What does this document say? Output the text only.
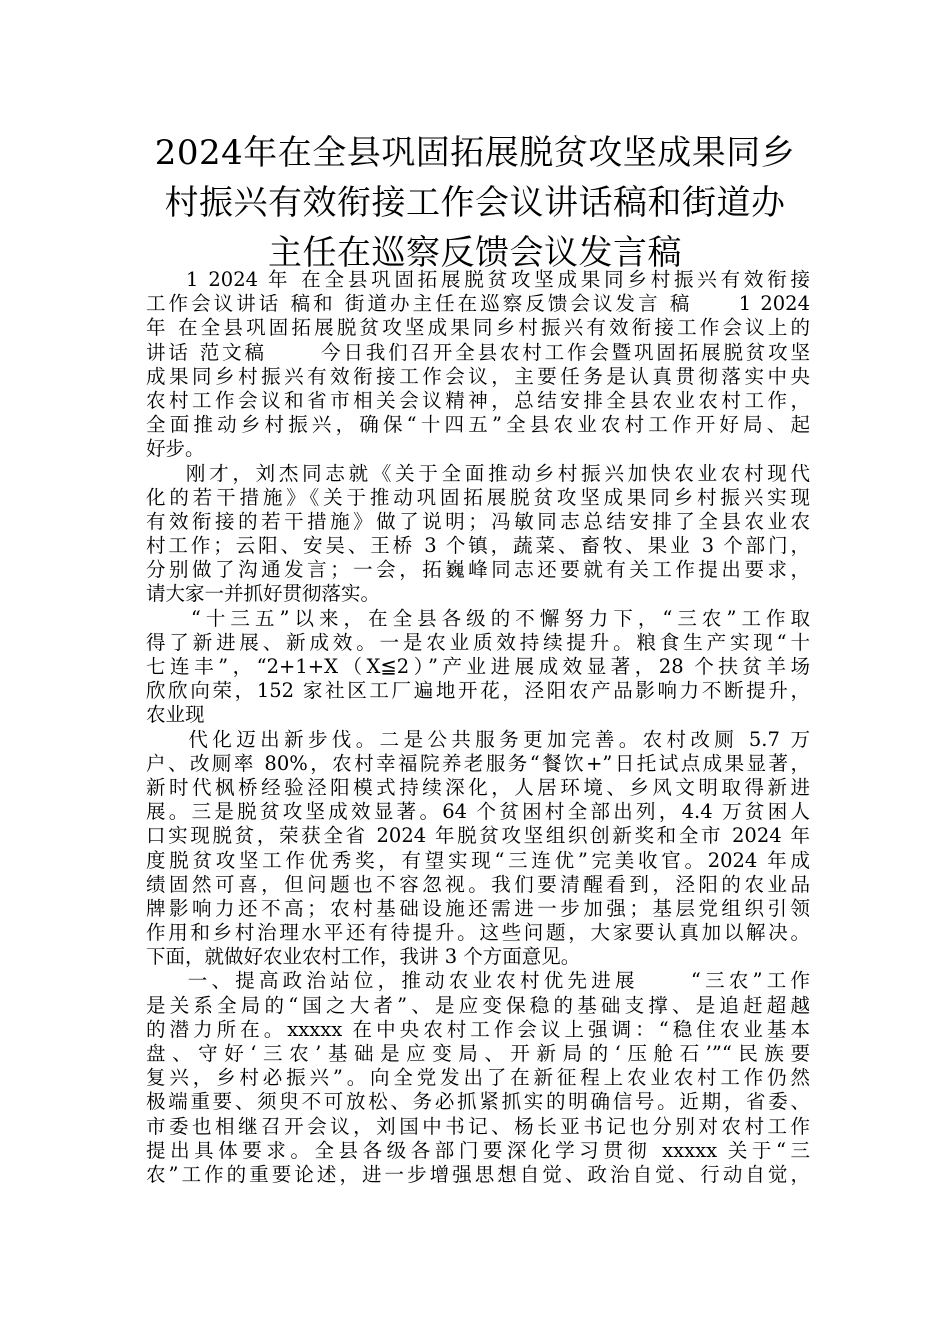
2024年在全县巩固拓展脱贫攻坚成果同乡
村振兴有效衔接工作会议讲话稿和街道办
主任在巡察反馈会议发言稿
1 2024 年 在全县巩固拓展脱贫攻坚成果同乡村振兴有效衔接
工作会议讲话 稿和 街道办主任在巡察反馈会议发言 稿     1 2024
年 在全县巩固拓展脱贫攻坚成果同乡村振兴有效衔接工作会议上的
讲话 范文稿      今日我们召开全县农村工作会暨巩固拓展脱贫攻坚
成果同乡村振兴有效衔接工作会议，主要任务是认真贯彻落实中央
农村工作会议和省市相关会议精神，总结安排全县农业农村工作，
全面推动乡村振兴，确保“十四五”全县农业农村工作开好局、起
好步。
刚才，刘杰同志就《关于全面推动乡村振兴加快农业农村现代
化的若干措施》《关于推动巩固拓展脱贫攻坚成果同乡村振兴实现
有效衔接的若干措施》做了说明；冯敏同志总结安排了全县农业农
村工作；云阳、安吴、王桥 3 个镇，蔬菜、畜牧、果业 3 个部门，
分别做了沟通发言；一会，拓巍峰同志还要就有关工作提出要求，
请大家一并抓好贯彻落实。
“十三五”以来，在全县各级的不懈努力下，“三农”工作取
得了新进展、新成效。一是农业质效持续提升。粮食生产实现“十
七连丰”，“2+1+X（X≦2）”产业进展成效显著，28 个扶贫羊场
欣欣向荣，152 家社区工厂遍地开花，泾阳农产品影响力不断提升，
农业现
代化迈出新步伐。二是公共服务更加完善。农村改厕 5.7 万
户、改厕率 80%，农村幸福院养老服务“餐饮+”日托试点成果显著，
新时代枫桥经验泾阳模式持续深化，人居环境、乡风文明取得新进
展。三是脱贫攻坚成效显著。64 个贫困村全部出列，4.4 万贫困人
口实现脱贫，荣获全省 2024 年脱贫攻坚组织创新奖和全市 2024 年
度脱贫攻坚工作优秀奖，有望实现“三连优”完美收官。2024 年成
绩固然可喜，但问题也不容忽视。我们要清醒看到，泾阳的农业品
牌影响力还不高；农村基础设施还需进一步加强；基层党组织引领
作用和乡村治理水平还有待提升。这些问题，大家要认真加以解决。
下面，就做好农业农村工作，我讲 3 个方面意见。
一、提高政治站位，推动农业农村优先进展     “三农”工作
是关系全局的“国之大者”、是应变保稳的基础支撑、是追赶超越
的潜力所在。xxxxx 在中央农村工作会议上强调：“稳住农业基本
盘、守好‘三农’基础是应变局、开新局的‘压舱石’”“民族要
复兴，乡村必振兴”。向全党发出了在新征程上农业农村工作仍然
极端重要、须臾不可放松、务必抓紧抓实的明确信号。近期，省委、
市委也相继召开会议，刘国中书记、杨长亚书记也分别对农村工作
提出具体要求。全县各级各部门要深化学习贯彻 xxxxx 关于“三
农”工作的重要论述，进一步增强思想自觉、政治自觉、行动自觉，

◆ ◆ ◆ ◆ ◆ ◆ ◆

> _Exercise requirements_
Copy every line from the entries that contains the word "xxxxx".

> _Answer to this problem_
的潜力所在。xxxxx 在中央农村工作会议上强调：“稳住农业基本
提出具体要求。全县各级各部门要深化学习贯彻 xxxxx 关于“三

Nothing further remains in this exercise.